--- begin Excerpted data ---

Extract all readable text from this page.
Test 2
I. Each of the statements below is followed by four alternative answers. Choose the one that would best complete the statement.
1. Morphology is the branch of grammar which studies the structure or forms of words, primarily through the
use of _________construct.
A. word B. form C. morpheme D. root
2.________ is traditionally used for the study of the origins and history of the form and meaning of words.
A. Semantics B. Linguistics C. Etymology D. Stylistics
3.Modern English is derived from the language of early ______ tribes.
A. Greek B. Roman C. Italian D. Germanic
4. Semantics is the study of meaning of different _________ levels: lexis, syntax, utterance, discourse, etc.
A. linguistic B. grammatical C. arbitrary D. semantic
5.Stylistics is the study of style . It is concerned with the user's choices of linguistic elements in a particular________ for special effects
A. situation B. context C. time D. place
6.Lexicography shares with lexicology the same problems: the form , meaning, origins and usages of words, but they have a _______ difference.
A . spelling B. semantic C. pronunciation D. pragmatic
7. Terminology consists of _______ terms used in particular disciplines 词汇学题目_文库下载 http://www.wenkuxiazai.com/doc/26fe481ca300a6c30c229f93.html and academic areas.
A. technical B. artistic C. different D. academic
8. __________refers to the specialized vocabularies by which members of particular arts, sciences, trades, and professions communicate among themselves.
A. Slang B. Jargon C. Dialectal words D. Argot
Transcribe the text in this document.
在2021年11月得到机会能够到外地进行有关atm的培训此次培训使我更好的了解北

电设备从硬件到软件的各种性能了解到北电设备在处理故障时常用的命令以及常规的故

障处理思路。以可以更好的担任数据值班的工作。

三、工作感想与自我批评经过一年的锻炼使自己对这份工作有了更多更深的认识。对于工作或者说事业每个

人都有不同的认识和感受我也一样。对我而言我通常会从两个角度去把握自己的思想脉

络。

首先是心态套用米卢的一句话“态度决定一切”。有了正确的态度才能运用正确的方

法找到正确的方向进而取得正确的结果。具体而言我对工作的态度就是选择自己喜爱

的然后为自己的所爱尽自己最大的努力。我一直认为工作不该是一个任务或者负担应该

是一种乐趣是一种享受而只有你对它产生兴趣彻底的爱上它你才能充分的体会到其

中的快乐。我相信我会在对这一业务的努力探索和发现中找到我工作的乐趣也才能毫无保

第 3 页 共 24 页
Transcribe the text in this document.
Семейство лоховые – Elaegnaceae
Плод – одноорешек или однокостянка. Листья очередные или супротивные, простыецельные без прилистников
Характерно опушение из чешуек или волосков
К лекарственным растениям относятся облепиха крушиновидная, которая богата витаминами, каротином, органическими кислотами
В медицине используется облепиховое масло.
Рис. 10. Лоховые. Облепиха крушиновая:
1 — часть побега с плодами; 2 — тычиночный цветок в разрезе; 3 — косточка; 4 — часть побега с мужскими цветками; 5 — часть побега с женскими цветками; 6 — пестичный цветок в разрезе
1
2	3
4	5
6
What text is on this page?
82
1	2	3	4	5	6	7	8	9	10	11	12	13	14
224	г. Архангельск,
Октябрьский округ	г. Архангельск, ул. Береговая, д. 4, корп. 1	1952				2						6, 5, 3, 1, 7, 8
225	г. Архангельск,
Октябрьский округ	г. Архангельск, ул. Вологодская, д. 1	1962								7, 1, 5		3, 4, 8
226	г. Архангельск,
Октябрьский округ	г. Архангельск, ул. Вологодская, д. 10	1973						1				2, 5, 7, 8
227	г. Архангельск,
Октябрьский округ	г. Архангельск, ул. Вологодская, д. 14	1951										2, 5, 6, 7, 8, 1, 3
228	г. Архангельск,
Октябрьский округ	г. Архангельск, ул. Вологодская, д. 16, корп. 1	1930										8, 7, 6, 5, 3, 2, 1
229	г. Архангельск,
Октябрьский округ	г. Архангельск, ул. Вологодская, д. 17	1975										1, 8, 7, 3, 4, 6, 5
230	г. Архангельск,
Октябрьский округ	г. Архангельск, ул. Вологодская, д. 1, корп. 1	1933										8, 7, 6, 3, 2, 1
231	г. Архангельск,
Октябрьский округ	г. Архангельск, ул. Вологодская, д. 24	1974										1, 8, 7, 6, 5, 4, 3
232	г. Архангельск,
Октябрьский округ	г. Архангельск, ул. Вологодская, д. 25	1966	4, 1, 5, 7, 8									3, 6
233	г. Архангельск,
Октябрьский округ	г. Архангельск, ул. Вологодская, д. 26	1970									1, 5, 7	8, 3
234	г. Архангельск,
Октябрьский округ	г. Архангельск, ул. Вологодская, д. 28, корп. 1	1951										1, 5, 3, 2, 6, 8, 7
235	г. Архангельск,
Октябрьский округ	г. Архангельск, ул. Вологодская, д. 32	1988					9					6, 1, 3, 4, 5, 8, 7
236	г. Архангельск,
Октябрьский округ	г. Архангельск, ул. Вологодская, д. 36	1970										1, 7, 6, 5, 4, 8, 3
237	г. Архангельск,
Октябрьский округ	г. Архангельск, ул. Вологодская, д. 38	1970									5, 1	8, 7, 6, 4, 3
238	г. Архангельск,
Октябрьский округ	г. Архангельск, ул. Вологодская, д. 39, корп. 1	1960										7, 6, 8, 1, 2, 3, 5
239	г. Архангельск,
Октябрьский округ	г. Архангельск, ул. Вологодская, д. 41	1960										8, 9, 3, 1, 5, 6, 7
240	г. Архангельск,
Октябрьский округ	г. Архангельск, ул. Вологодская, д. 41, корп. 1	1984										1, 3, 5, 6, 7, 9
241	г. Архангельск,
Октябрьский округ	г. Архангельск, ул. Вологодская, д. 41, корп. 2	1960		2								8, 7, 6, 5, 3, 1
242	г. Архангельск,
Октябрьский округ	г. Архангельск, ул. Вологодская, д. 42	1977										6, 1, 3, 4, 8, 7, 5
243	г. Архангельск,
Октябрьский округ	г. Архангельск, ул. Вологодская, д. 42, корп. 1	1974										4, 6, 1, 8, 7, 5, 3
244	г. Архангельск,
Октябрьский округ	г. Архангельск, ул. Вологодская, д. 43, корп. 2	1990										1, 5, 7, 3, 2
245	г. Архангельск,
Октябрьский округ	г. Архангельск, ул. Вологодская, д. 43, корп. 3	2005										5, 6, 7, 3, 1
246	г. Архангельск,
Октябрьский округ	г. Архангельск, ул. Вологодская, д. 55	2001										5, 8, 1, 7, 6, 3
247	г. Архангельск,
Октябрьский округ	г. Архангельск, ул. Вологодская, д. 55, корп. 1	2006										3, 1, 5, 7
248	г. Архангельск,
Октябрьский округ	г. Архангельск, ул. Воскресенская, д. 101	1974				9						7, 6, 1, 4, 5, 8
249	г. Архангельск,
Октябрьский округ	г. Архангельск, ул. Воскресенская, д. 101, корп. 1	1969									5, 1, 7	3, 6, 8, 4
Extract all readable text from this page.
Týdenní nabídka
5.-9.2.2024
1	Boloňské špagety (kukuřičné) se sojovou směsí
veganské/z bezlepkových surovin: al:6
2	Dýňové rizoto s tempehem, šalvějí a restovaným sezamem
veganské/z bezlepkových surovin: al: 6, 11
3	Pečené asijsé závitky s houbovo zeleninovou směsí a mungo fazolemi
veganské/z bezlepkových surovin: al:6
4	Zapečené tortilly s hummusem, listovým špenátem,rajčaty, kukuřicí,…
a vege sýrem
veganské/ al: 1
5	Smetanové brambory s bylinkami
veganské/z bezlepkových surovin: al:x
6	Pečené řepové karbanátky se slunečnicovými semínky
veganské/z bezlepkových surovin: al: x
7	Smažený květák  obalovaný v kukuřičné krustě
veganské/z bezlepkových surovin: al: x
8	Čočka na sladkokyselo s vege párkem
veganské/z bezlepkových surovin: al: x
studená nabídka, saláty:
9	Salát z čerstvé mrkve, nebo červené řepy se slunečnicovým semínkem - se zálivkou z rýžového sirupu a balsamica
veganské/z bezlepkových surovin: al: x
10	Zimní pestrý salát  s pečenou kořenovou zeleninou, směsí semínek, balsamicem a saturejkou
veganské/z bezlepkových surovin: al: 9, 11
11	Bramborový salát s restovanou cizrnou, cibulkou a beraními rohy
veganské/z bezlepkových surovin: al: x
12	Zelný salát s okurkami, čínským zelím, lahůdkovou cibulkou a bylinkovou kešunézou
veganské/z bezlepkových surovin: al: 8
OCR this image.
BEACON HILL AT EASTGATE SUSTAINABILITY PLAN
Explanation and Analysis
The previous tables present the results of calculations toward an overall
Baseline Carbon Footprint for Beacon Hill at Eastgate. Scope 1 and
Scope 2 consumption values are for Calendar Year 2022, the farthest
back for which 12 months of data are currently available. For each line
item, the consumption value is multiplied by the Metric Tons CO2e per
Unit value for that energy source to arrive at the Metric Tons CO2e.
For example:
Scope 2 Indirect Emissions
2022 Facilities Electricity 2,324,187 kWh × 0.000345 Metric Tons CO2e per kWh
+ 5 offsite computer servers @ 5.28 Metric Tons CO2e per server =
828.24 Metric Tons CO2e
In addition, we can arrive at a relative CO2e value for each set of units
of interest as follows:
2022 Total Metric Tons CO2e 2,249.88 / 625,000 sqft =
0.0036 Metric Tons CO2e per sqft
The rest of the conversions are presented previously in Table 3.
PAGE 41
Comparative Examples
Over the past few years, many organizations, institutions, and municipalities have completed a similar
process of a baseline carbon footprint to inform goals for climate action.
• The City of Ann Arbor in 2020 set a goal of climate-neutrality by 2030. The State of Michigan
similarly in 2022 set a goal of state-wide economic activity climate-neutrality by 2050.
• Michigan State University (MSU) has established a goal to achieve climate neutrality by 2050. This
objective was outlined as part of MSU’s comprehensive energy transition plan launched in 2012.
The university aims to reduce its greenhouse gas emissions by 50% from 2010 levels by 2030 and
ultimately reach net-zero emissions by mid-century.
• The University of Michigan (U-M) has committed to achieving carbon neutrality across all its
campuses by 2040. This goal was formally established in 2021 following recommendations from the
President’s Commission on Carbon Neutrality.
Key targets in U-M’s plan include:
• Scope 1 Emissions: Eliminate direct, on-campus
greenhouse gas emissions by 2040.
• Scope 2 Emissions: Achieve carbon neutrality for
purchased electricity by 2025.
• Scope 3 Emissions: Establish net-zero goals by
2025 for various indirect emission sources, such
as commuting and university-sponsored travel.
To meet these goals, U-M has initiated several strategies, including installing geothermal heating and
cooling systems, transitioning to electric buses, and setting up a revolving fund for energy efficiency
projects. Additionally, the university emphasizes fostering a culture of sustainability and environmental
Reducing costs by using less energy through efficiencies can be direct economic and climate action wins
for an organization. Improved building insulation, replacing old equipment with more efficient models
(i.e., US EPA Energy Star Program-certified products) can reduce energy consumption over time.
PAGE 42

--- end Excerpted data ---

Given problem
List each line of the records that holds the string "Scope".

Worked answer
Baseline Carbon Footprint for Beacon Hill at Eastgate. Scope 1 and
Scope 2 consumption values are for Calendar Year 2022, the farthest
Scope 2 Indirect Emissions
• Scope 1 Emissions: Eliminate direct, on-campus
• Scope 2 Emissions: Achieve carbon neutrality for
• Scope 3 Emissions: Establish net-zero goals by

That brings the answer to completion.